■ Task directions ■
Leave out the pictures and copy each record below exactly.

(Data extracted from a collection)
______________________________
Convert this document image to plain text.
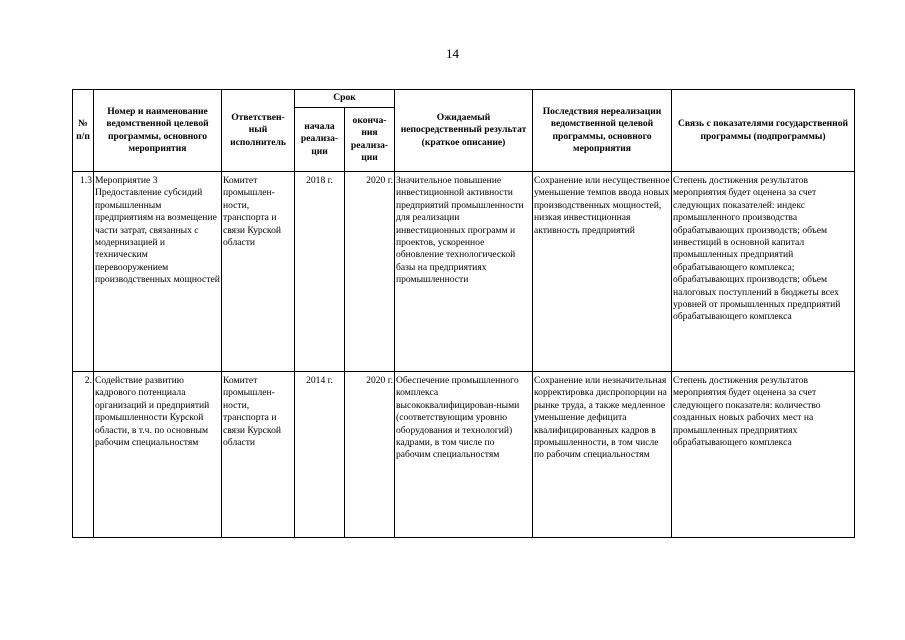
14
№ п/п	Номер и наименование ведомственной целевой программы, основного мероприятия	Ответствен-ный исполнитель	Срок		Ожидаемый непосредственный результат (краткое описание)	Последствия нереализации ведомственной целевой программы, основного мероприятия	Связь с показателями государственной программы (подпрограммы)
			начала реализа-ции	оконча-ния реализа-ции			
1.3	Мероприятие 3 Предоставление субсидий промышленным предприятиям на возмещение части затрат, связанных с модернизацией и техническим перевооружением производственных мощностей	Комитет промышлен-ности, транспорта и связи Курской области	2018 г.	2020 г.	Значительное повышение инвестиционной активности предприятий промышленности для реализации инвестиционных программ и проектов, ускоренное обновление технологической базы на предприятиях промышленности	Сохранение или несущественное уменьшение темпов ввода новых производственных мощностей, низкая инвестиционная активность предприятий	Степень достижения результатов мероприятия будет оценена за счет следующих показателей: индекс промышленного производства обрабатывающих производств; объем инвестиций в основной капитал промышленных предприятий обрабатывающего комплекса; обрабатывающих производств; объем налоговых поступлений в бюджеты всех уровней от промышленных предприятий обрабатывающего комплекса
2.	Содействие развитию кадрового потенциала организаций и предприятий промышленности Курской области, в т.ч. по основным рабочим специальностям	Комитет промышлен-ности, транспорта и связи Курской области	2014 г.	2020 г.	Обеспечение промышленного комплекса высококвалифицирован-ными (соответствующим уровню оборудования и технологий) кадрами, в том числе по рабочим специальностям	Сохранение или незначительная корректировка диспропорции на рынке труда, а также медленное уменьшение дефицита квалифицированных кадров в промышленности, в том числе по рабочим специальностям	Степень достижения результатов мероприятия будет оценена за счет следующего показателя: количество созданных новых рабочих мест на промышленных предприятиях обрабатывающего комплекса
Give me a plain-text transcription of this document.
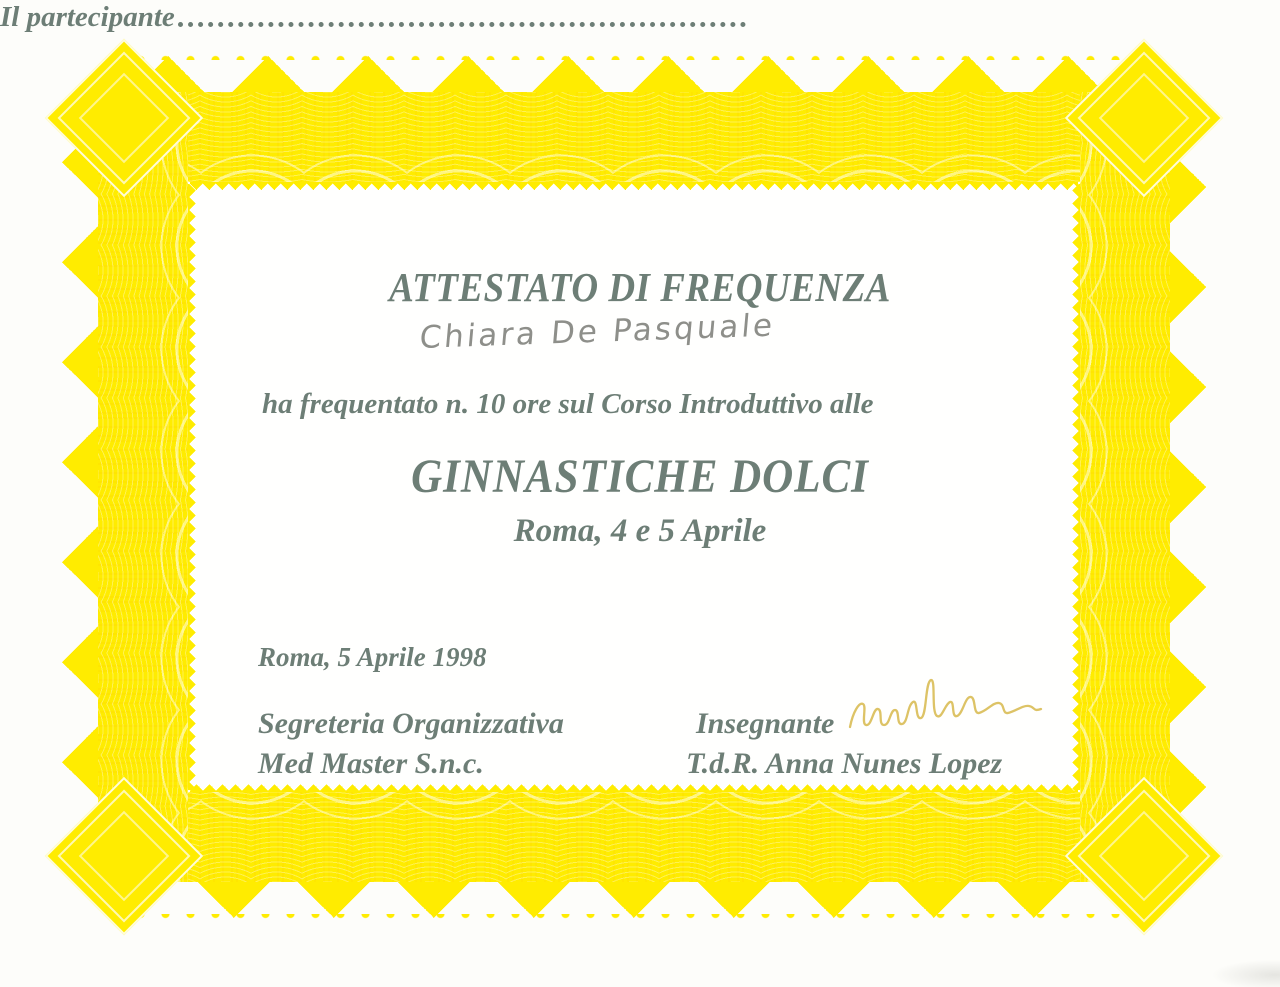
ATTESTATO DI FREQUENZA
Il partecipante
Chiara De Pasquale
ha frequentato n. 10 ore sul Corso Introduttivo alle
GINNASTICHE DOLCI
Roma, 4 e 5 Aprile
Roma, 5 Aprile 1998
Segreteria Organizzativa
Med Master S.n.c.
Insegnante
T.d.R. Anna Nunes Lopez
______________________________
■ Problem solution ■
Convert this document image to plain text.
14
№ п/п	Номер и наименование ведомственной целевой программы, основного мероприятия	Ответствен-ный исполнитель	Срок		Ожидаемый непосредственный результат (краткое описание)	Последствия нереализации ведомственной целевой программы, основного мероприятия	Связь с показателями государственной программы (подпрограммы)
			начала реализа-ции	оконча-ния реализа-ции			
1.3	Мероприятие 3 Предоставление субсидий промышленным предприятиям на возмещение части затрат, связанных с модернизацией и техническим перевооружением производственных мощностей	Комитет промышлен-ности, транспорта и связи Курской области	2018 г.	2020 г.	Значительное повышение инвестиционной активности предприятий промышленности для реализации инвестиционных программ и проектов, ускоренное обновление технологической базы на предприятиях промышленности	Сохранение или несущественное уменьшение темпов ввода новых производственных мощностей, низкая инвестиционная активность предприятий	Степень достижения результатов мероприятия будет оценена за счет следующих показателей: индекс промышленного производства обрабатывающих производств; объем инвестиций в основной капитал промышленных предприятий обрабатывающего комплекса; обрабатывающих производств; объем налоговых поступлений в бюджеты всех уровней от промышленных предприятий обрабатывающего комплекса
2.	Содействие развитию кадрового потенциала организаций и предприятий промышленности Курской области, в т.ч. по основным рабочим специальностям	Комитет промышлен-ности, транспорта и связи Курской области	2014 г.	2020 г.	Обеспечение промышленного комплекса высококвалифицирован-ными (соответствующим уровню оборудования и технологий) кадрами, в том числе по рабочим специальностям	Сохранение или незначительная корректировка диспропорции на рынке труда, а также медленное уменьшение дефицита квалифицированных кадров в промышленности, в том числе по рабочим специальностям	Степень достижения результатов мероприятия будет оценена за счет следующего показателя: количество созданных новых рабочих мест на промышленных предприятиях обрабатывающего комплекса
Give me a plain-text transcription of this document.
ATTESTATO DI FREQUENZA
Il partecipante
Chiara De Pasquale
ha frequentato n. 10 ore sul Corso Introduttivo alle
GINNASTICHE DOLCI
Roma, 4 e 5 Aprile
Roma, 5 Aprile 1998
Segreteria Organizzativa
Med Master S.n.c.
Insegnante
T.d.R. Anna Nunes Lopez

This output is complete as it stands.